◆ Problem description: Examine each line of the listing below. Copy those in which the string "samtidigt" appears.

◆ The data:

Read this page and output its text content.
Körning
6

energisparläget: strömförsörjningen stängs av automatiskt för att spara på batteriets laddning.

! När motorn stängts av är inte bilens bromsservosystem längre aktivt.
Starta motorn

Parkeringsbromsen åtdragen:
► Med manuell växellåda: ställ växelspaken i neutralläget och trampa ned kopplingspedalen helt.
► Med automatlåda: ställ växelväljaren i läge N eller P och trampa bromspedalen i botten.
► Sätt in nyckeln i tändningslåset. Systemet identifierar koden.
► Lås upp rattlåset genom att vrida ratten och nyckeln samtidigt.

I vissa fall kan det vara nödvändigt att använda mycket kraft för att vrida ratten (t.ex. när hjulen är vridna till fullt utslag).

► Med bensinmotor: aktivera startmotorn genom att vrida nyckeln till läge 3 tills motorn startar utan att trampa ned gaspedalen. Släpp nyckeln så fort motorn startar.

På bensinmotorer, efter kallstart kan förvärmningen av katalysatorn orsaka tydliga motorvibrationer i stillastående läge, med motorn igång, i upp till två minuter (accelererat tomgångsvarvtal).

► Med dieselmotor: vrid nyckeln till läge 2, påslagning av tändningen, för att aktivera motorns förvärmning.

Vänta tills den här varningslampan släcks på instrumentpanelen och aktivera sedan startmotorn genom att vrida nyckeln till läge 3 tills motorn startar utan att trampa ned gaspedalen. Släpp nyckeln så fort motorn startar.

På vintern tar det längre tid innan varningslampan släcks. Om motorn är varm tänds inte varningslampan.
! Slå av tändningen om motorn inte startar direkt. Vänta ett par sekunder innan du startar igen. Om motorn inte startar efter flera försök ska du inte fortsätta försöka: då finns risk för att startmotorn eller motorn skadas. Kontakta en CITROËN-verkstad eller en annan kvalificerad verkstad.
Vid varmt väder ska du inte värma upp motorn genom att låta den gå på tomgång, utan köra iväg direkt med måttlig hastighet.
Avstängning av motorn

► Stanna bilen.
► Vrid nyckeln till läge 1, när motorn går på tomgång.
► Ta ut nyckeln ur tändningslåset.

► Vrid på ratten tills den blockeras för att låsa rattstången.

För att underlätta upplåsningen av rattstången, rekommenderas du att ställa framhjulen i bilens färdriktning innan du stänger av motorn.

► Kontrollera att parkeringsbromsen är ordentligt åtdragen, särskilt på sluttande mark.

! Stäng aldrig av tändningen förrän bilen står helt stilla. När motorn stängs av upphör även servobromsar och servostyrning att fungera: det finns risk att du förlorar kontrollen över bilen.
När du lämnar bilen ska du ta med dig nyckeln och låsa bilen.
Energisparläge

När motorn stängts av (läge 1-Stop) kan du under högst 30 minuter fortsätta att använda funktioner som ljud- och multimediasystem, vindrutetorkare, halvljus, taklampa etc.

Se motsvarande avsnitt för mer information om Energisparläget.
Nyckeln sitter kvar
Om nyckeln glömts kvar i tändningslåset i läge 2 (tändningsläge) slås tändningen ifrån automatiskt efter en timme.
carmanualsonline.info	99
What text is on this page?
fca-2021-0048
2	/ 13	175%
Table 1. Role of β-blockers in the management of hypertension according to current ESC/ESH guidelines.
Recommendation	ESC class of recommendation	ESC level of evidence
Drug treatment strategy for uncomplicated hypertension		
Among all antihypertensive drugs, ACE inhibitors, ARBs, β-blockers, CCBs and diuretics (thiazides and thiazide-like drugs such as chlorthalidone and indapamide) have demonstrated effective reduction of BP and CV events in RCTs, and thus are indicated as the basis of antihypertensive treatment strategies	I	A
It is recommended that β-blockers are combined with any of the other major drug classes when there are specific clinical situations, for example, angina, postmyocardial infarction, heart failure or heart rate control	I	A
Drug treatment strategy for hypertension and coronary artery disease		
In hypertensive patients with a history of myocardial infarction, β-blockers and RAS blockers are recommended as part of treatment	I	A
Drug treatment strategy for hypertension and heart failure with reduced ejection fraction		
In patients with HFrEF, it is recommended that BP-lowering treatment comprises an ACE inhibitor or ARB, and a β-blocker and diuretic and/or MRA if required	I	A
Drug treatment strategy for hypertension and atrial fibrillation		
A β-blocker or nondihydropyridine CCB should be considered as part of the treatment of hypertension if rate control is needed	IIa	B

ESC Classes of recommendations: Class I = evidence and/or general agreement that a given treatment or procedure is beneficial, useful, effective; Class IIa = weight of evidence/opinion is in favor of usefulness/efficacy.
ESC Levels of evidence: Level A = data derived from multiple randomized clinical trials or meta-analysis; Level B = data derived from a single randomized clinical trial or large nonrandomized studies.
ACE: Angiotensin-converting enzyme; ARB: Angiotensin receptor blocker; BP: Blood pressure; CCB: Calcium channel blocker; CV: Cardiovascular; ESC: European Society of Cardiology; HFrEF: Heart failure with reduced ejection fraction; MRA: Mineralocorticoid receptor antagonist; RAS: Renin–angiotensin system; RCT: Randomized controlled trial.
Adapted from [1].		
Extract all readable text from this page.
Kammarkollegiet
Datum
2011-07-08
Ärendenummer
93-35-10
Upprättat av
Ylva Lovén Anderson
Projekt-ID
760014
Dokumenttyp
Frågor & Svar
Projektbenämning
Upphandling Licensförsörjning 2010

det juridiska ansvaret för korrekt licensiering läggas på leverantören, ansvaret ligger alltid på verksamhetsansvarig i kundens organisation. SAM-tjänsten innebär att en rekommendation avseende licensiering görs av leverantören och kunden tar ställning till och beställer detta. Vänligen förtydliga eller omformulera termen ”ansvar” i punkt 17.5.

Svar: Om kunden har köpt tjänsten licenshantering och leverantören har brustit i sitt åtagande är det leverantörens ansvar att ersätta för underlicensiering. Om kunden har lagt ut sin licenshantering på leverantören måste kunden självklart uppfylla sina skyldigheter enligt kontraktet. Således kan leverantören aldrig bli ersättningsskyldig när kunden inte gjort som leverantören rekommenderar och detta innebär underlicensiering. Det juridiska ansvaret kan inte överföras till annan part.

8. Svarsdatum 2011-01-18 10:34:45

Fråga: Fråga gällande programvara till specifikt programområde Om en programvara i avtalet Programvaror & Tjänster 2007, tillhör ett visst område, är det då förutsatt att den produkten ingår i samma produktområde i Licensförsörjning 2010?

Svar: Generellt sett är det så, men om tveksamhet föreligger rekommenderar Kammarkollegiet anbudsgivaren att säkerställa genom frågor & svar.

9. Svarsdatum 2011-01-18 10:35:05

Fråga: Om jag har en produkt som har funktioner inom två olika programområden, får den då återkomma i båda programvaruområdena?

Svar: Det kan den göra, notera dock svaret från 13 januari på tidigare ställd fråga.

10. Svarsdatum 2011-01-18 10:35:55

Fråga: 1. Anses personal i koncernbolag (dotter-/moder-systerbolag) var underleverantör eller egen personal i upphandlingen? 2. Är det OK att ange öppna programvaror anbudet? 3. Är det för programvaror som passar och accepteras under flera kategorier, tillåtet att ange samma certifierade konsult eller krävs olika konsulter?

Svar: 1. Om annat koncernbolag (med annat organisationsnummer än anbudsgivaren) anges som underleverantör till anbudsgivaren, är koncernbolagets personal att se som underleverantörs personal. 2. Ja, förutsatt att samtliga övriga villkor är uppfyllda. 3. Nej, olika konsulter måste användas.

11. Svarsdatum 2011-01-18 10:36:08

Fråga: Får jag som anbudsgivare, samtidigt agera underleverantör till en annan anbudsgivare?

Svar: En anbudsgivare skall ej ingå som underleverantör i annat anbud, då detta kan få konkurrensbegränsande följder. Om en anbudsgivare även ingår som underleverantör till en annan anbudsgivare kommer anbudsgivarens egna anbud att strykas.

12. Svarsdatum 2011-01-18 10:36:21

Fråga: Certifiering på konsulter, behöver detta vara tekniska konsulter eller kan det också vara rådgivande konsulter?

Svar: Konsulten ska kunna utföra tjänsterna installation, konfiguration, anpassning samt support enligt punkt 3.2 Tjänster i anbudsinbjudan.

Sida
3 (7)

◆ Your response:
► Lås upp rattlåset genom att vrida ratten och nyckeln samtidigt.
Fråga: Får jag som anbudsgivare, samtidigt agera underleverantör till en annan anbudsgivare?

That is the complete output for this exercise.